(Dataset excerpts)
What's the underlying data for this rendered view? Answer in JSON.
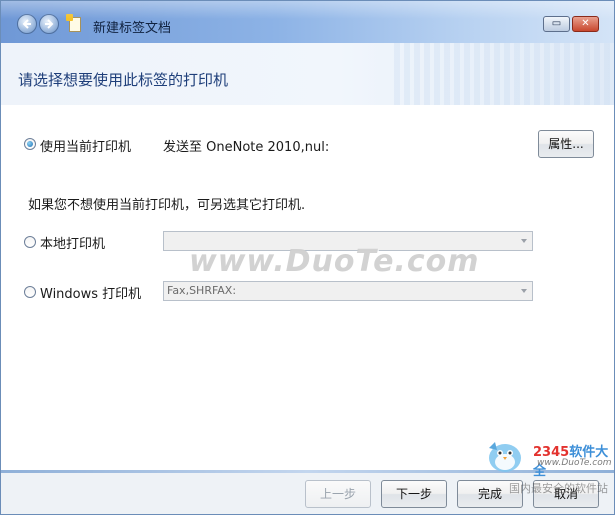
{
  "window": {
    "title": "新建标签文档",
    "heading": "请选择想要使用此标签的打印机"
  },
  "options": {
    "current": {
      "label": "使用当前打印机",
      "detail": "发送至 OneNote 2010,nul:",
      "button": "属性..."
    },
    "hint": "如果您不想使用当前打印机，可另选其它打印机.",
    "local": {
      "label": "本地打印机",
      "value": ""
    },
    "windows": {
      "label": "Windows 打印机",
      "value": "Fax,SHRFAX:"
    }
  },
  "footer": {
    "back": "上一步",
    "next": "下一步",
    "finish": "完成",
    "cancel": "取消"
  },
  "watermarks": {
    "main": "www.DuoTe.com",
    "brand_prefix": "2345",
    "brand_suffix": "软件大全",
    "url": "www.DuoTe.com",
    "slogan": "国内最安全的软件站"
  },
  "icons": {
    "back": "back-arrow-icon",
    "forward": "forward-arrow-icon",
    "document": "document-icon",
    "maximize": "maximize-icon",
    "close": "close-icon"
  }
}
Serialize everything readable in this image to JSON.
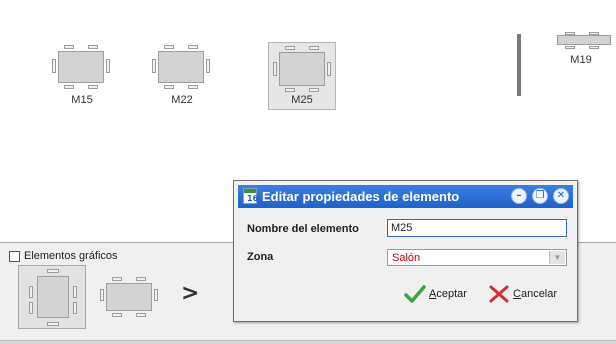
{
  "tables": [
    {
      "label": "M15",
      "selected": false
    },
    {
      "label": "M22",
      "selected": false
    },
    {
      "label": "M25",
      "selected": true
    },
    {
      "label": "M19",
      "selected": false
    }
  ],
  "palette": {
    "checkbox_label": "Elementos gráficos",
    "checked": false,
    "arrow_glyph": ">"
  },
  "dialog": {
    "title": "Editar propiedades de elemento",
    "title_icon": "calendar-icon",
    "name_label": "Nombre del elemento",
    "name_value": "M25",
    "zone_label": "Zona",
    "zone_value": "Salón",
    "accept_label": "Aceptar",
    "cancel_label": "Cancelar",
    "window_buttons": [
      "minimize",
      "restore",
      "close"
    ]
  },
  "colors": {
    "titlebar": "#1f62c8",
    "zone_text": "#c00000",
    "accept_icon": "#3aa53a",
    "cancel_icon": "#d03030"
  }
}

▸ WHAT TO PRODUCE
Write out, exactly, each line from the one containing "Serialize everything readable" down to the final line of the data above. Both of those lines count, and the pictures are left out.

▸ RESULT
Serialize everything readable in this image to JSON.
{
  "tables": [
    {
      "label": "M15",
      "selected": false
    },
    {
      "label": "M22",
      "selected": false
    },
    {
      "label": "M25",
      "selected": true
    },
    {
      "label": "M19",
      "selected": false
    }
  ],
  "palette": {
    "checkbox_label": "Elementos gráficos",
    "checked": false,
    "arrow_glyph": ">"
  },
  "dialog": {
    "title": "Editar propiedades de elemento",
    "title_icon": "calendar-icon",
    "name_label": "Nombre del elemento",
    "name_value": "M25",
    "zone_label": "Zona",
    "zone_value": "Salón",
    "accept_label": "Aceptar",
    "cancel_label": "Cancelar",
    "window_buttons": [
      "minimize",
      "restore",
      "close"
    ]
  },
  "colors": {
    "titlebar": "#1f62c8",
    "zone_text": "#c00000",
    "accept_icon": "#3aa53a",
    "cancel_icon": "#d03030"
  }
}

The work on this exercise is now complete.